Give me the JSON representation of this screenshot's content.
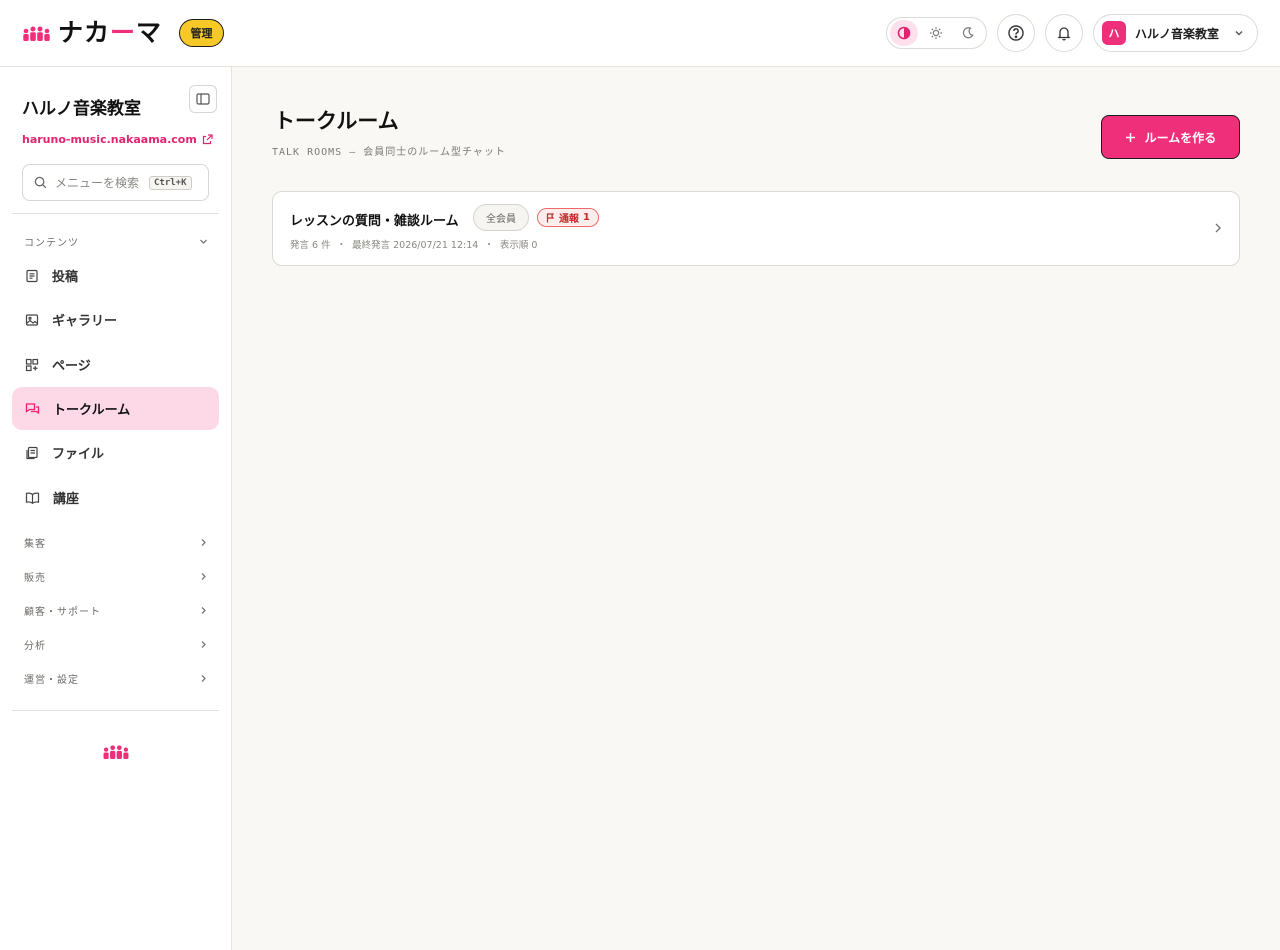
{
  "app": {
    "logo_text_a": "ナカ",
    "logo_text_dash": "ー",
    "logo_text_b": "マ",
    "admin_badge": "管理",
    "brand_color": "#ef2f7a"
  },
  "header": {
    "theme_options": [
      "contrast-icon",
      "sun-icon",
      "moon-icon"
    ],
    "theme_active": "contrast-icon",
    "account": {
      "avatar_letter": "ハ",
      "name": "ハルノ音楽教室"
    }
  },
  "sidebar": {
    "site_name": "ハルノ音楽教室",
    "site_url": "haruno-music.nakaama.com",
    "search_placeholder": "メニューを検索",
    "search_shortcut": "Ctrl+K",
    "content_section": "コンテンツ",
    "items": [
      {
        "label": "投稿",
        "icon": "document-icon"
      },
      {
        "label": "ギャラリー",
        "icon": "image-icon"
      },
      {
        "label": "ページ",
        "icon": "pages-icon"
      },
      {
        "label": "トークルーム",
        "icon": "chat-icon",
        "active": true
      },
      {
        "label": "ファイル",
        "icon": "files-icon"
      },
      {
        "label": "講座",
        "icon": "book-icon"
      }
    ],
    "sections": [
      "集客",
      "販売",
      "顧客・サポート",
      "分析",
      "運営・設定"
    ]
  },
  "main": {
    "title": "トークルーム",
    "subtitle": "TALK ROOMS — 会員同士のルーム型チャット",
    "create_button": "ルームを作る",
    "rooms": [
      {
        "name": "レッスンの質問・雑談ルーム",
        "audience": "全会員",
        "report_label": "通報",
        "report_count": "1",
        "posts": "発言 6 件",
        "last_post": "最終発言 2026/07/21 12:14",
        "order": "表示順 0"
      }
    ]
  }
}
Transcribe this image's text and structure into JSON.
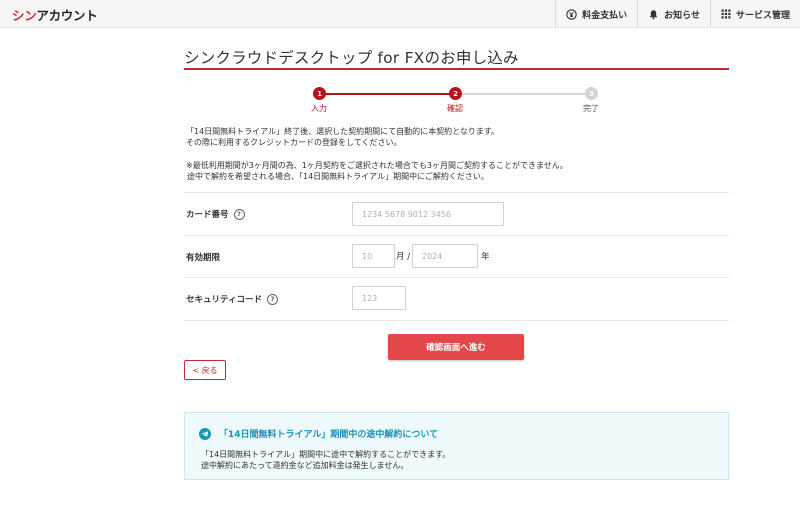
{
  "header": {
    "brand_red": "シン",
    "brand_black": "アカウント",
    "nav": [
      {
        "label": "料金支払い",
        "icon": "yen-circle-icon"
      },
      {
        "label": "お知らせ",
        "icon": "bell-icon"
      },
      {
        "label": "サービス管理",
        "icon": "grid-icon"
      }
    ]
  },
  "page": {
    "title": "シンクラウドデスクトップ for FXのお申し込み"
  },
  "steps": [
    {
      "number": "1",
      "label": "入力",
      "state": "done"
    },
    {
      "number": "2",
      "label": "確認",
      "state": "current"
    },
    {
      "number": "3",
      "label": "完了",
      "state": "pending"
    }
  ],
  "notices": {
    "para1_line1": "「14日間無料トライアル」終了後、選択した契約期間にて自動的に本契約となります。",
    "para1_line2": "その際に利用するクレジットカードの登録をしてください。",
    "para2_line1": "※最低利用期間が3ヶ月間の為、1ヶ月契約をご選択された場合でも3ヶ月間ご契約することができません。",
    "para2_line2": "途中で解約を希望される場合、「14日間無料トライアル」期間中にご解約ください。"
  },
  "form": {
    "card_number": {
      "label": "カード番号",
      "placeholder": "1234 5678 9012 3456",
      "value": ""
    },
    "expiry": {
      "label": "有効期限",
      "month_placeholder": "10",
      "month_unit": "月 /",
      "year_placeholder": "2024",
      "year_unit": "年"
    },
    "security_code": {
      "label": "セキュリティコード",
      "placeholder": "123",
      "value": ""
    },
    "help_glyph": "?"
  },
  "buttons": {
    "confirm": "確認画面へ進む",
    "back": "< 戻る"
  },
  "infobox": {
    "title": "「14日間無料トライアル」期間中の途中解約について",
    "line1": "「14日間無料トライアル」期間中に途中で解約することができます。",
    "line2": "途中解約にあたって違約金など追加料金は発生しません。"
  },
  "colors": {
    "brand_red": "#d6272f",
    "step_red": "#b5121b",
    "button_red": "#e3474a",
    "info_blue": "#1a94b5",
    "info_bg": "#eef9fc"
  }
}
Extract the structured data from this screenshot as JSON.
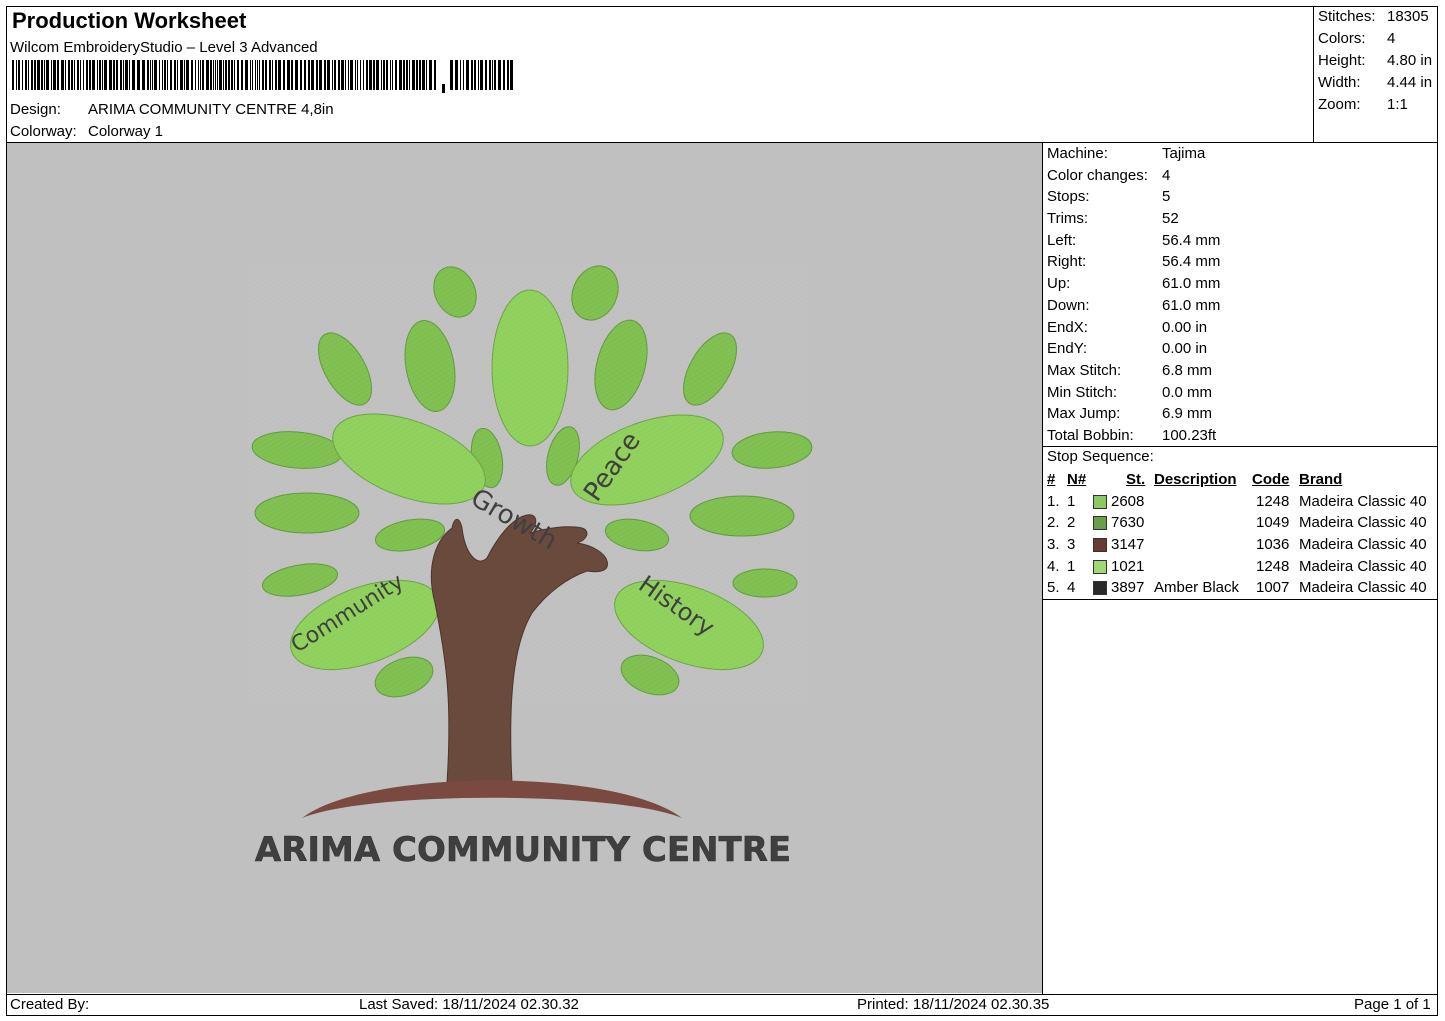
{
  "header": {
    "title": "Production Worksheet",
    "software": "Wilcom EmbroideryStudio – Level 3 Advanced",
    "design_label": "Design:",
    "design_value": "ARIMA COMMUNITY CENTRE 4,8in",
    "colorway_label": "Colorway:",
    "colorway_value": "Colorway 1"
  },
  "stats": [
    {
      "label": "Stitches:",
      "value": "18305"
    },
    {
      "label": "Colors:",
      "value": "4"
    },
    {
      "label": "Height:",
      "value": "4.80 in"
    },
    {
      "label": "Width:",
      "value": "4.44 in"
    },
    {
      "label": "Zoom:",
      "value": "1:1"
    }
  ],
  "machine_info": [
    {
      "label": "Machine:",
      "value": "Tajima"
    },
    {
      "label": "Color changes:",
      "value": "4"
    },
    {
      "label": "Stops:",
      "value": "5"
    },
    {
      "label": "Trims:",
      "value": "52"
    },
    {
      "label": "Left:",
      "value": "56.4 mm"
    },
    {
      "label": "Right:",
      "value": "56.4 mm"
    },
    {
      "label": "Up:",
      "value": "61.0 mm"
    },
    {
      "label": "Down:",
      "value": "61.0 mm"
    },
    {
      "label": "EndX:",
      "value": "0.00 in"
    },
    {
      "label": "EndY:",
      "value": "0.00 in"
    },
    {
      "label": "Max Stitch:",
      "value": "6.8 mm"
    },
    {
      "label": "Min Stitch:",
      "value": "0.0 mm"
    },
    {
      "label": "Max Jump:",
      "value": "6.9 mm"
    },
    {
      "label": "Total Bobbin:",
      "value": "100.23ft"
    }
  ],
  "stop_sequence": {
    "title": "Stop Sequence:",
    "headers": {
      "num": "#",
      "n": "N#",
      "st": "St.",
      "description": "Description",
      "code": "Code",
      "brand": "Brand"
    },
    "rows": [
      {
        "num": "1.",
        "n": "1",
        "color": "#8cc864",
        "st": "2608",
        "description": "",
        "code": "1248",
        "brand": "Madeira Classic 40"
      },
      {
        "num": "2.",
        "n": "2",
        "color": "#6a9e48",
        "st": "7630",
        "description": "",
        "code": "1049",
        "brand": "Madeira Classic 40"
      },
      {
        "num": "3.",
        "n": "3",
        "color": "#6b3a30",
        "st": "3147",
        "description": "",
        "code": "1036",
        "brand": "Madeira Classic 40"
      },
      {
        "num": "4.",
        "n": "1",
        "color": "#a0d878",
        "st": "1021",
        "description": "",
        "code": "1248",
        "brand": "Madeira Classic 40"
      },
      {
        "num": "5.",
        "n": "4",
        "color": "#2a2a2a",
        "st": "3897",
        "description": "Amber Black",
        "code": "1007",
        "brand": "Madeira Classic 40"
      }
    ]
  },
  "design": {
    "leaf_words": [
      "Growth",
      "Peace",
      "Community",
      "History"
    ],
    "caption": "ARIMA COMMUNITY CENTRE",
    "colors": {
      "leaf_light": "#8dc85f",
      "leaf_mid": "#7fbf4f",
      "trunk": "#6b4a3e",
      "ground": "#7a4a40",
      "text": "#3f3f3f",
      "background": "#c0c0c0"
    }
  },
  "footer": {
    "created_by": "Created By:",
    "last_saved": "Last Saved: 18/11/2024 02.30.32",
    "printed": "Printed: 18/11/2024 02.30.35",
    "page": "Page 1 of 1"
  }
}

● **EXERCISE REQUIREMENTS**: Using the records above, list each line that includes "this".

● **SOLVED EXERCISE**:
Give me the JSON representation of this screenshot's content.
Transcribe this image's text and structure into JSON.
Extract the structured data from this screenshot as JSON.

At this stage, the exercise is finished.